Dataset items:

* * * * *

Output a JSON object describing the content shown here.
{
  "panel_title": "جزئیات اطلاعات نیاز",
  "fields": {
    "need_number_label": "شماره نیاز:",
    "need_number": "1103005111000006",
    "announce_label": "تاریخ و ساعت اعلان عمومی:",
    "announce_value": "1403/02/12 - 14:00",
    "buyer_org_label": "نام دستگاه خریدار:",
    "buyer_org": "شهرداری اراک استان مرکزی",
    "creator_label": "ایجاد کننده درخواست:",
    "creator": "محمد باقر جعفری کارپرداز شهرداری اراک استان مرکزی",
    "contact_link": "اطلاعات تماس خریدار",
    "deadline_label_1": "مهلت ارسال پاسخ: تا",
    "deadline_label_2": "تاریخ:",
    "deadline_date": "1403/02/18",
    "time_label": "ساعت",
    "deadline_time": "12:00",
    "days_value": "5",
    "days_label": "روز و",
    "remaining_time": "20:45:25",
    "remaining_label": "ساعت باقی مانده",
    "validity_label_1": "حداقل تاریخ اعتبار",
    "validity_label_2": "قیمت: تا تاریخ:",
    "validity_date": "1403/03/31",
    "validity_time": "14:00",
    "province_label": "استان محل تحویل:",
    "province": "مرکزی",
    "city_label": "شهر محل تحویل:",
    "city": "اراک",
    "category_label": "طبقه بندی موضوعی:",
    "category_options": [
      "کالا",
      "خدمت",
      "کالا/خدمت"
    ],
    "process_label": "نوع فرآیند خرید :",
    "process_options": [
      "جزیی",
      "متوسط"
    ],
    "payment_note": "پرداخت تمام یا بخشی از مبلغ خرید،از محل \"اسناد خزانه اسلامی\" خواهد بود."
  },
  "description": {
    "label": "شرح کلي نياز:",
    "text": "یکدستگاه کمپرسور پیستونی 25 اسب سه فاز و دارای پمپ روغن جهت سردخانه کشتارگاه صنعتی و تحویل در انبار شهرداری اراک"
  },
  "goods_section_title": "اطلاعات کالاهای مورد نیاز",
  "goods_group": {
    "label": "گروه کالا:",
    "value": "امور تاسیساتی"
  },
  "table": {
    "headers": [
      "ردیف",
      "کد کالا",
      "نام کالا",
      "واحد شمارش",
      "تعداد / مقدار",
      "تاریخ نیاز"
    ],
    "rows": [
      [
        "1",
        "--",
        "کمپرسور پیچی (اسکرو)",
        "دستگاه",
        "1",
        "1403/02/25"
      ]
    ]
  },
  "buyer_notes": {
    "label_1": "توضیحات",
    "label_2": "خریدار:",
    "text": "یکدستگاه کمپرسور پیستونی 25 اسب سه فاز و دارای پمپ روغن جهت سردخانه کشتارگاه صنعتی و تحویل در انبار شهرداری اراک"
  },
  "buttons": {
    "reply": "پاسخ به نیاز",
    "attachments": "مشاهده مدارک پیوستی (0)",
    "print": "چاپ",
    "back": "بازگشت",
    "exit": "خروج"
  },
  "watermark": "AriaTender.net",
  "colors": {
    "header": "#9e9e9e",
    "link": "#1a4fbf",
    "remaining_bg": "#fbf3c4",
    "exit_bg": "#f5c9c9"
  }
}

* * * * *

Given instruction
Output the records above in their entirety, exactly.

The response
Output a JSON object describing the content shown here.
{
  "panel_title": "جزئیات اطلاعات نیاز",
  "fields": {
    "need_number_label": "شماره نیاز:",
    "need_number": "1103005111000006",
    "announce_label": "تاریخ و ساعت اعلان عمومی:",
    "announce_value": "1403/02/12 - 14:00",
    "buyer_org_label": "نام دستگاه خریدار:",
    "buyer_org": "شهرداری اراک استان مرکزی",
    "creator_label": "ایجاد کننده درخواست:",
    "creator": "محمد باقر جعفری کارپرداز شهرداری اراک استان مرکزی",
    "contact_link": "اطلاعات تماس خریدار",
    "deadline_label_1": "مهلت ارسال پاسخ: تا",
    "deadline_label_2": "تاریخ:",
    "deadline_date": "1403/02/18",
    "time_label": "ساعت",
    "deadline_time": "12:00",
    "days_value": "5",
    "days_label": "روز و",
    "remaining_time": "20:45:25",
    "remaining_label": "ساعت باقی مانده",
    "validity_label_1": "حداقل تاریخ اعتبار",
    "validity_label_2": "قیمت: تا تاریخ:",
    "validity_date": "1403/03/31",
    "validity_time": "14:00",
    "province_label": "استان محل تحویل:",
    "province": "مرکزی",
    "city_label": "شهر محل تحویل:",
    "city": "اراک",
    "category_label": "طبقه بندی موضوعی:",
    "category_options": [
      "کالا",
      "خدمت",
      "کالا/خدمت"
    ],
    "process_label": "نوع فرآیند خرید :",
    "process_options": [
      "جزیی",
      "متوسط"
    ],
    "payment_note": "پرداخت تمام یا بخشی از مبلغ خرید،از محل \"اسناد خزانه اسلامی\" خواهد بود."
  },
  "description": {
    "label": "شرح کلي نياز:",
    "text": "یکدستگاه کمپرسور پیستونی 25 اسب سه فاز و دارای پمپ روغن جهت سردخانه کشتارگاه صنعتی و تحویل در انبار شهرداری اراک"
  },
  "goods_section_title": "اطلاعات کالاهای مورد نیاز",
  "goods_group": {
    "label": "گروه کالا:",
    "value": "امور تاسیساتی"
  },
  "table": {
    "headers": [
      "ردیف",
      "کد کالا",
      "نام کالا",
      "واحد شمارش",
      "تعداد / مقدار",
      "تاریخ نیاز"
    ],
    "rows": [
      [
        "1",
        "--",
        "کمپرسور پیچی (اسکرو)",
        "دستگاه",
        "1",
        "1403/02/25"
      ]
    ]
  },
  "buyer_notes": {
    "label_1": "توضیحات",
    "label_2": "خریدار:",
    "text": "یکدستگاه کمپرسور پیستونی 25 اسب سه فاز و دارای پمپ روغن جهت سردخانه کشتارگاه صنعتی و تحویل در انبار شهرداری اراک"
  },
  "buttons": {
    "reply": "پاسخ به نیاز",
    "attachments": "مشاهده مدارک پیوستی (0)",
    "print": "چاپ",
    "back": "بازگشت",
    "exit": "خروج"
  },
  "watermark": "AriaTender.net",
  "colors": {
    "header": "#9e9e9e",
    "link": "#1a4fbf",
    "remaining_bg": "#fbf3c4",
    "exit_bg": "#f5c9c9"
  }
}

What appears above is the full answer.